**Written instruction**
Search the material for the word "this" and report each line where it turns up.

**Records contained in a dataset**
(begin)

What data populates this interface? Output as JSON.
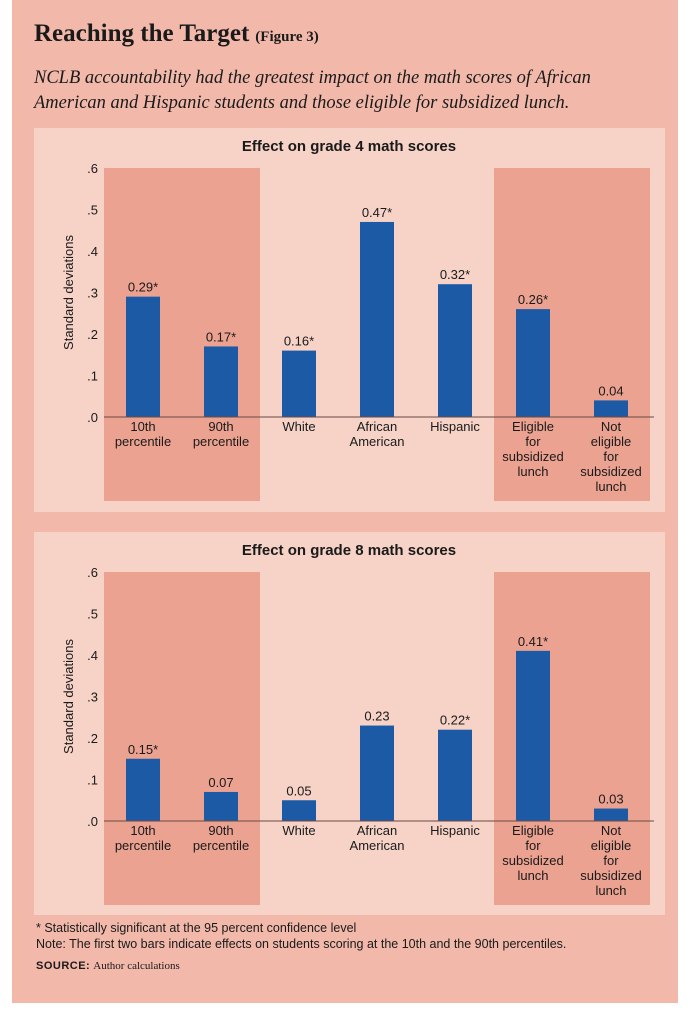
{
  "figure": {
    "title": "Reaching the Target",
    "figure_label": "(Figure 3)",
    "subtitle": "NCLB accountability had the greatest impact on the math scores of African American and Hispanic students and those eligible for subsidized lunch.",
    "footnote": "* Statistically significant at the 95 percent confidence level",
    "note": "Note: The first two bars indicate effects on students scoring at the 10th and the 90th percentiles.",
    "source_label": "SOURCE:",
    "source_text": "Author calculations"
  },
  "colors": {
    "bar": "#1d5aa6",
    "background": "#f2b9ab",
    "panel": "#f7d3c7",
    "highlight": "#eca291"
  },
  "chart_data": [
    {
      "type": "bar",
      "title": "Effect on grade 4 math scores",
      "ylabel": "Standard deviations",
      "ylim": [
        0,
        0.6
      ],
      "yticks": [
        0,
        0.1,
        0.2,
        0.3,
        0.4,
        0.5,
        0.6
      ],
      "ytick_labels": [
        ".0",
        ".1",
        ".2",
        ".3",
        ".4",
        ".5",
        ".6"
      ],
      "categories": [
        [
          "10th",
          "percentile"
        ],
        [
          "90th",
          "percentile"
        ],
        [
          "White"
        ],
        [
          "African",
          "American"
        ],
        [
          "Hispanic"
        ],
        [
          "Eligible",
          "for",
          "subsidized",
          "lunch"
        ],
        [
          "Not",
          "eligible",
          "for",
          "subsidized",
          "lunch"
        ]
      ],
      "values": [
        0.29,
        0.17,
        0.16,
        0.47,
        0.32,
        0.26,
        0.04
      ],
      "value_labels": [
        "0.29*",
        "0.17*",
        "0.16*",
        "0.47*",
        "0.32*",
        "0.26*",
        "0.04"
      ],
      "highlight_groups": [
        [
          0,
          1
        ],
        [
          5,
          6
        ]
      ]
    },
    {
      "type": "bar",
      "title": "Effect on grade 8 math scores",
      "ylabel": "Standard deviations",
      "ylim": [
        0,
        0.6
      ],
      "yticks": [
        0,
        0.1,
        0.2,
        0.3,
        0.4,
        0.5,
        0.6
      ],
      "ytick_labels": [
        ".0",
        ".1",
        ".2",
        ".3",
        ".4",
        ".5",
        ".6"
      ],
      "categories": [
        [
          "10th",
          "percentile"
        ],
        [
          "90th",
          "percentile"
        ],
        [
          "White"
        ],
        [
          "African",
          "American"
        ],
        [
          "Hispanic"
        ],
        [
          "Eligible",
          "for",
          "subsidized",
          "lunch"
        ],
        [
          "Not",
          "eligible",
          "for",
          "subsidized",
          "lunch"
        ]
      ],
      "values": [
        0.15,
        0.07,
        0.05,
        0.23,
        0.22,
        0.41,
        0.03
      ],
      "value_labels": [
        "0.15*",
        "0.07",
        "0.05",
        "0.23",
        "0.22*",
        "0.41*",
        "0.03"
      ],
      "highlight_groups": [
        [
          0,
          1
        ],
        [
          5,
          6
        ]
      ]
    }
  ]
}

(end)
(begin)

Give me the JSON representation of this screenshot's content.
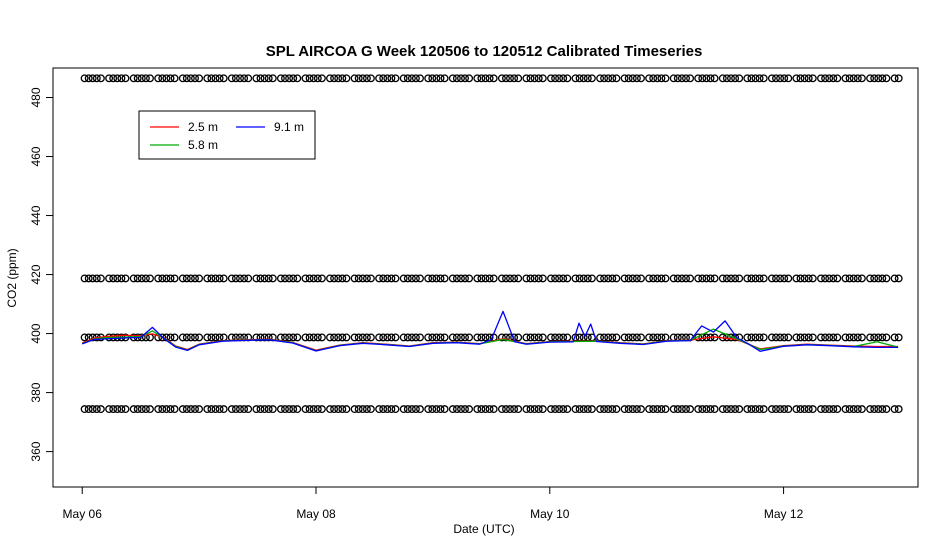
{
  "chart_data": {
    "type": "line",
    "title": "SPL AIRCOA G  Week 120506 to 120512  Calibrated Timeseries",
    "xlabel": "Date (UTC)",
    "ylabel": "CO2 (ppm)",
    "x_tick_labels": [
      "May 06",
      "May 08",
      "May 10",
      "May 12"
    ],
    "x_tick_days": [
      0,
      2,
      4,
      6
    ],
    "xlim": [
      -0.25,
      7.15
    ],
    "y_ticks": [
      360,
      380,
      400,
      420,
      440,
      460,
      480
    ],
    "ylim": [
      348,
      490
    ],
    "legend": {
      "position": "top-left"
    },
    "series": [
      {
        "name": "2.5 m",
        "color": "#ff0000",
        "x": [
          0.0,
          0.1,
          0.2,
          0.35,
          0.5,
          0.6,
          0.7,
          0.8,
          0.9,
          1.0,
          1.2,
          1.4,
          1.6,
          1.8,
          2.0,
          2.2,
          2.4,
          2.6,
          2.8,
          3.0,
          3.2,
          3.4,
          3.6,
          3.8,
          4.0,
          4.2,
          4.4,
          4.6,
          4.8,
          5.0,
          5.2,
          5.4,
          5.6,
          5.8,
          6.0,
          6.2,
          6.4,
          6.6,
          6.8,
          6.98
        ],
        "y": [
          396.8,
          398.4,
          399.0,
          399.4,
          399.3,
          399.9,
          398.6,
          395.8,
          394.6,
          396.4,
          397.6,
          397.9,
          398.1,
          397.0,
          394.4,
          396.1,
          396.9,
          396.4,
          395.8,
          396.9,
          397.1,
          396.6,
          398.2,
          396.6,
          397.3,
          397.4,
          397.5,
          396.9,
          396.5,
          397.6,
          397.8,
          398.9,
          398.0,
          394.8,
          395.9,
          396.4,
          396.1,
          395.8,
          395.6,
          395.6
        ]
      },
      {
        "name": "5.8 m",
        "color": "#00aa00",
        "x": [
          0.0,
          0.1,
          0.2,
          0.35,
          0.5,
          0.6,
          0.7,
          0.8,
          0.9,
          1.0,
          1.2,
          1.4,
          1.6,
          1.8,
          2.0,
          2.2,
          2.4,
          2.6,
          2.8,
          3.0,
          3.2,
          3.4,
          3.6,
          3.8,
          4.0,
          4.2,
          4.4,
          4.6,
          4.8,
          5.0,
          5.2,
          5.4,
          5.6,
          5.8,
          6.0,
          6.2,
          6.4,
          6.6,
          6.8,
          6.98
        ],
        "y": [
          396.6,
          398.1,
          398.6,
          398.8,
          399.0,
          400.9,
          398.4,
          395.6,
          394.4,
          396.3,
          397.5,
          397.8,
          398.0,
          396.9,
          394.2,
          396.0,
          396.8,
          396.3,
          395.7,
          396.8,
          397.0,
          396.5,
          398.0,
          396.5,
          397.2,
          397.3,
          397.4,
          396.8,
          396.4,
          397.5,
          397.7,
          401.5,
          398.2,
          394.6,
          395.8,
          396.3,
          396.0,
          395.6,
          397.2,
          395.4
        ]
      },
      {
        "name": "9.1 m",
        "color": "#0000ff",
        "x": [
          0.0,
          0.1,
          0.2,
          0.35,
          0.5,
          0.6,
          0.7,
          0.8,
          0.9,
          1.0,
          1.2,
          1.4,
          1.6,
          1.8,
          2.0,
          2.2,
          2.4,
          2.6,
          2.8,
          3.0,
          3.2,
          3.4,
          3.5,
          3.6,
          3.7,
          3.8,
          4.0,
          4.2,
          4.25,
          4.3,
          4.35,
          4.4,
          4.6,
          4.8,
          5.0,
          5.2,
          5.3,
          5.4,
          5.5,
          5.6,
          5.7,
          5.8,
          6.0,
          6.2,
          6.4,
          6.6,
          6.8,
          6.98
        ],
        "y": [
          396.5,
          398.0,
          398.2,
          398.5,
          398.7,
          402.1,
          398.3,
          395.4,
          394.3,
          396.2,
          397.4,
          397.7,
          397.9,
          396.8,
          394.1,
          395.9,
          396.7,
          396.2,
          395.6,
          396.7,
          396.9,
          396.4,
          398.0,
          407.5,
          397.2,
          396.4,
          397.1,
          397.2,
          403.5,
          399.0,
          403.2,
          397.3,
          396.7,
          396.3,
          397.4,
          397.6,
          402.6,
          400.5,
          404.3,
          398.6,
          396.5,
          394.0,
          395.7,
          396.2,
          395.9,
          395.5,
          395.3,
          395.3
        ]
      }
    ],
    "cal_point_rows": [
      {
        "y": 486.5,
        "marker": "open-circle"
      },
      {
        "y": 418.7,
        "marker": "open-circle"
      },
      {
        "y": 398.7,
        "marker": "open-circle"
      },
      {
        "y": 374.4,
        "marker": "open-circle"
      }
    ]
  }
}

(end)

**Task response**
What data populates this interface? Output as JSON.
Give me the JSON representation of this screenshot's content.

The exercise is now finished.